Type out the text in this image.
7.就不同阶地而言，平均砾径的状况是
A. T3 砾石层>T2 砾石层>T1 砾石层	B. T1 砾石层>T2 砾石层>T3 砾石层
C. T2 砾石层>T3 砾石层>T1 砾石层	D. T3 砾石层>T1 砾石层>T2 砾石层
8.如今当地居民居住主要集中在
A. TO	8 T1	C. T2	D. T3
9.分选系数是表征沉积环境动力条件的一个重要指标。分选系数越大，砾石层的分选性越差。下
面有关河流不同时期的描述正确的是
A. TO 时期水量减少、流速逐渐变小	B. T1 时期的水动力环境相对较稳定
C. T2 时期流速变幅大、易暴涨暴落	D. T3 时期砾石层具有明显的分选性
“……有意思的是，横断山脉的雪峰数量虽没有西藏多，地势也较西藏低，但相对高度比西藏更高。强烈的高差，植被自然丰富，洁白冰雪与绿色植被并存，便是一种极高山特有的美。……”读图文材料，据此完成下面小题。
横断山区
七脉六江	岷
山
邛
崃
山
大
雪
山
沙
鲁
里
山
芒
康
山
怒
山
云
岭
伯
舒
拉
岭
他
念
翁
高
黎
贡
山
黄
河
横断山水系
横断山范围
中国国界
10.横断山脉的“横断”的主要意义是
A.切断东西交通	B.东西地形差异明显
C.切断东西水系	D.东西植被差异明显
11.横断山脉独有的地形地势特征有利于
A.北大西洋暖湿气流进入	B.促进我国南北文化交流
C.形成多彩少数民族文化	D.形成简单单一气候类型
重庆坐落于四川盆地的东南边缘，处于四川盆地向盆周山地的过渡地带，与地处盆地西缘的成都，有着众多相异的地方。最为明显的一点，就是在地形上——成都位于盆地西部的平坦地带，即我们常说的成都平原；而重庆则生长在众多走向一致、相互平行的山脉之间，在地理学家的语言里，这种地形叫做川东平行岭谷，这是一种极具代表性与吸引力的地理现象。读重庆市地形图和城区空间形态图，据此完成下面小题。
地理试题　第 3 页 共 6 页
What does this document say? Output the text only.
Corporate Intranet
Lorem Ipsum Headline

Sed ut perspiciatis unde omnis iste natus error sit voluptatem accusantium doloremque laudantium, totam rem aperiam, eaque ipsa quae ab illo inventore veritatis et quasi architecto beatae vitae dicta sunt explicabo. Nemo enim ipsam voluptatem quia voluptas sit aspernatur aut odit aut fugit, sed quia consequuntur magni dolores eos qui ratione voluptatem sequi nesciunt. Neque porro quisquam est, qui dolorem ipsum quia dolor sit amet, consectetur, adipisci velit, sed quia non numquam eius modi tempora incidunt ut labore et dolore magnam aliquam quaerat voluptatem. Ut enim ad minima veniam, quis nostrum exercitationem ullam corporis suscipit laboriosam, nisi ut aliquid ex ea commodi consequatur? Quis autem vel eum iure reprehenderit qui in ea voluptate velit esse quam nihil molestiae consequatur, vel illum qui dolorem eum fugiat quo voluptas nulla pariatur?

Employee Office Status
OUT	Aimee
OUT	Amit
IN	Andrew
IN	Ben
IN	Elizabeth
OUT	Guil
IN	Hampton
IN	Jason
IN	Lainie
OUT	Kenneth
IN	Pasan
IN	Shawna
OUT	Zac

- [WHAT YOU SHOULD DO]:
Reproduce the full set of records precisely.

- [WRITTEN SOLUTION]:
Type out the text in this image.
7.就不同阶地而言，平均砾径的状况是
A. T3 砾石层>T2 砾石层>T1 砾石层	B. T1 砾石层>T2 砾石层>T3 砾石层
C. T2 砾石层>T3 砾石层>T1 砾石层	D. T3 砾石层>T1 砾石层>T2 砾石层
8.如今当地居民居住主要集中在
A. TO	8 T1	C. T2	D. T3
9.分选系数是表征沉积环境动力条件的一个重要指标。分选系数越大，砾石层的分选性越差。下
面有关河流不同时期的描述正确的是
A. TO 时期水量减少、流速逐渐变小	B. T1 时期的水动力环境相对较稳定
C. T2 时期流速变幅大、易暴涨暴落	D. T3 时期砾石层具有明显的分选性
“……有意思的是，横断山脉的雪峰数量虽没有西藏多，地势也较西藏低，但相对高度比西藏更高。强烈的高差，植被自然丰富，洁白冰雪与绿色植被并存，便是一种极高山特有的美。……”读图文材料，据此完成下面小题。
横断山区
七脉六江	岷
山
邛
崃
山
大
雪
山
沙
鲁
里
山
芒
康
山
怒
山
云
岭
伯
舒
拉
岭
他
念
翁
高
黎
贡
山
黄
河
横断山水系
横断山范围
中国国界
10.横断山脉的“横断”的主要意义是
A.切断东西交通	B.东西地形差异明显
C.切断东西水系	D.东西植被差异明显
11.横断山脉独有的地形地势特征有利于
A.北大西洋暖湿气流进入	B.促进我国南北文化交流
C.形成多彩少数民族文化	D.形成简单单一气候类型
重庆坐落于四川盆地的东南边缘，处于四川盆地向盆周山地的过渡地带，与地处盆地西缘的成都，有着众多相异的地方。最为明显的一点，就是在地形上——成都位于盆地西部的平坦地带，即我们常说的成都平原；而重庆则生长在众多走向一致、相互平行的山脉之间，在地理学家的语言里，这种地形叫做川东平行岭谷，这是一种极具代表性与吸引力的地理现象。读重庆市地形图和城区空间形态图，据此完成下面小题。
地理试题　第 3 页 共 6 页
What does this document say? Output the text only.
Corporate Intranet
Lorem Ipsum Headline

Sed ut perspiciatis unde omnis iste natus error sit voluptatem accusantium doloremque laudantium, totam rem aperiam, eaque ipsa quae ab illo inventore veritatis et quasi architecto beatae vitae dicta sunt explicabo. Nemo enim ipsam voluptatem quia voluptas sit aspernatur aut odit aut fugit, sed quia consequuntur magni dolores eos qui ratione voluptatem sequi nesciunt. Neque porro quisquam est, qui dolorem ipsum quia dolor sit amet, consectetur, adipisci velit, sed quia non numquam eius modi tempora incidunt ut labore et dolore magnam aliquam quaerat voluptatem. Ut enim ad minima veniam, quis nostrum exercitationem ullam corporis suscipit laboriosam, nisi ut aliquid ex ea commodi consequatur? Quis autem vel eum iure reprehenderit qui in ea voluptate velit esse quam nihil molestiae consequatur, vel illum qui dolorem eum fugiat quo voluptas nulla pariatur?

Employee Office Status
OUT	Aimee
OUT	Amit
IN	Andrew
IN	Ben
IN	Elizabeth
OUT	Guil
IN	Hampton
IN	Jason
IN	Lainie
OUT	Kenneth
IN	Pasan
IN	Shawna
OUT	Zac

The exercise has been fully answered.